Set exercise 1 = Rewrite the rows as a numbered list, leaving out blank lines. Begin at the row that contains "legend-swatch <box>527 681 585 709</box>" and stop after the row that contains "legend-label: C# <box>605 681 644 714</box>".

---------- Page

8.4 Areas Between Curves and Lines

题目：

The diagram shows a sketch of part of the curve with equation \(y = x(4 - x)\) and the line with equation \(y = x\).

Find the area of the region bounded by the curve and the line.

解：

Area beneath curve = \(\int_0^3 (4x - x^2) dx\)

Shaded area = area beneath curve - area beneath line

Area beneath line = \(\int_0^3 x dx = \left[\frac{x^2}{2}\right]_0^3 = \frac{9}{2}\)

Area beneath curve = \(\left[2x^2 - \frac{x^3}{3}\right]_0^3 = 9\)

Shaded area = \(9 - \frac{9}{2} = \frac{9}{2}\)

题目：

The diagram shows a sketch of the curve with equation \(y = x(x - 3)\) and the line with equation \(y = 2x\).

Find the area of the shaded region OAC.

解：

The curve cuts the x-axis at \(x = 3\) (and \(x = 0\)) so \(a = 3\).

--------------------
---------- Records for the exercise

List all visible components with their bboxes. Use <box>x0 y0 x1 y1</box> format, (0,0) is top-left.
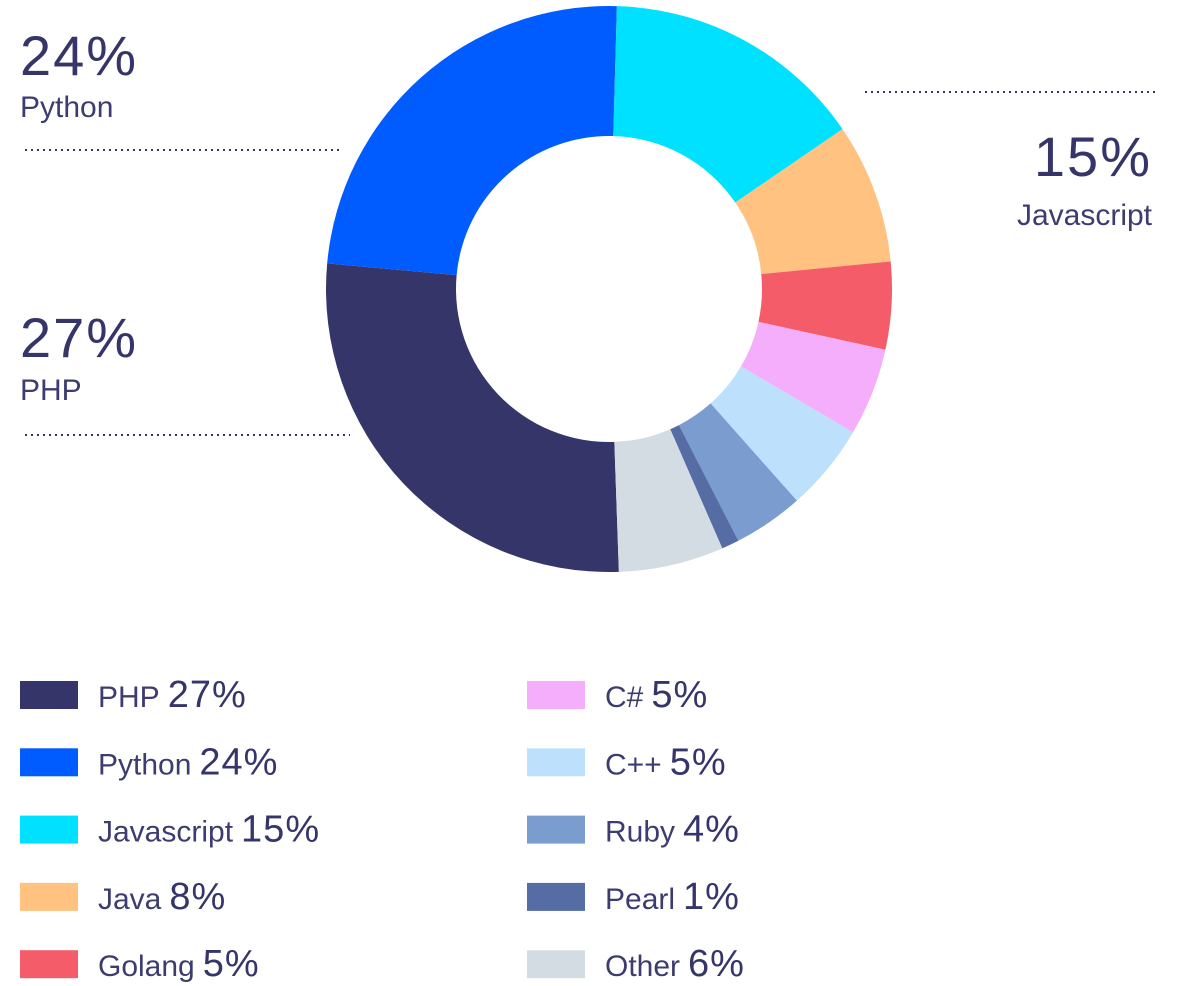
legend-swatch <box>527 681 585 709</box>
callout-label: Javascript <box>1017 199 1153 232</box>
legend-label: Pearl <box>605 883 675 916</box>
legend-value: 4% <box>683 809 740 851</box>
legend-swatch <box>527 815 585 844</box>
legend-value: 1% <box>683 876 740 918</box>
legend-label: Python <box>98 748 191 781</box>
donut-slice <box>678 403 797 541</box>
legend-label: Other <box>605 950 680 983</box>
legend-entry: C# 5% <box>605 674 708 716</box>
legend-entry: Golang 5% <box>98 943 260 985</box>
callout-label: Python <box>20 91 113 124</box>
legend-value: 5% <box>651 674 708 716</box>
legend-entry: Pearl 1% <box>605 876 740 918</box>
donut-slice <box>614 429 723 572</box>
legend-swatch <box>527 882 585 911</box>
legend-swatch <box>20 950 78 979</box>
legend-swatch <box>527 950 585 979</box>
donut-slice <box>327 5 617 276</box>
legend-label: C# <box>605 681 644 714</box>
donut-slice <box>758 261 892 350</box>
legend-label: Golang <box>98 950 195 983</box>
callout-value: 27% <box>20 306 138 369</box>
legend-value: 5% <box>203 943 260 985</box>
callout-value: 24% <box>20 24 138 87</box>
legend-value: 6% <box>688 943 745 985</box>
donut-slice <box>613 6 843 203</box>
donut-slice <box>325 263 619 572</box>
legend-entry: Java 8% <box>98 876 226 918</box>
legend-entry: C++ 5% <box>605 741 727 783</box>
legend-value: 5% <box>670 741 727 783</box>
legend-value: 27% <box>168 674 247 716</box>
legend-label: PHP <box>98 681 160 714</box>
legend-entry: Javascript 15% <box>98 809 320 851</box>
legend-entry: Python 24% <box>98 741 278 783</box>
donut-slice <box>735 129 891 275</box>
legend-label: Java <box>98 883 162 916</box>
legend-label: Ruby <box>605 816 675 849</box>
legend-swatch <box>20 815 78 844</box>
legend-swatch <box>20 882 78 911</box>
legend-value: 15% <box>241 809 320 851</box>
donut-slice <box>670 425 739 549</box>
callout-label: PHP <box>20 374 82 407</box>
legend-swatch <box>20 748 78 777</box>
callout-value: 15% <box>1034 125 1152 188</box>
legend-entry: Ruby 4% <box>605 809 740 851</box>
legend-entry: Other 6% <box>605 943 745 985</box>
legend-label: C++ <box>605 748 662 781</box>
donut-slice <box>740 321 886 433</box>
legend-value: 8% <box>169 876 226 918</box>
legend-swatch <box>527 748 585 777</box>
legend-value: 24% <box>199 741 278 783</box>
legend-swatch <box>20 681 78 709</box>
donut-slice <box>710 366 854 501</box>
legend-label: Javascript <box>98 816 234 849</box>
legend-entry: PHP 27% <box>98 674 247 716</box>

--------------------

Set exercise 2 = On the areas between curves and lines page, what value is found for the area beneath the curve y = x(4 - x) from 0 to 3?

Full solution 1 =
1. legend-swatch <box>527 681 585 709</box>
2. callout-label: Javascript <box>1017 199 1153 232</box>
3. legend-label: Pearl <box>605 883 675 916</box>
4. legend-value: 4% <box>683 809 740 851</box>
5. legend-swatch <box>527 815 585 844</box>
6. legend-value: 1% <box>683 876 740 918</box>
7. legend-label: Python <box>98 748 191 781</box>
8. donut-slice <box>678 403 797 541</box>
9. legend-label: Other <box>605 950 680 983</box>
10. legend-entry: C# 5% <box>605 674 708 716</box>
11. legend-entry: Golang 5% <box>98 943 260 985</box>
12. callout-label: Python <box>20 91 113 124</box>
13. legend-value: 5% <box>651 674 708 716</box>
14. legend-entry: Pearl 1% <box>605 876 740 918</box>
15. donut-slice <box>614 429 723 572</box>
16. legend-swatch <box>527 882 585 911</box>
17. legend-swatch <box>20 950 78 979</box>
18. legend-swatch <box>527 950 585 979</box>
19. donut-slice <box>327 5 617 276</box>
20. legend-label: C# <box>605 681 644 714</box>

Full solution 2 = 9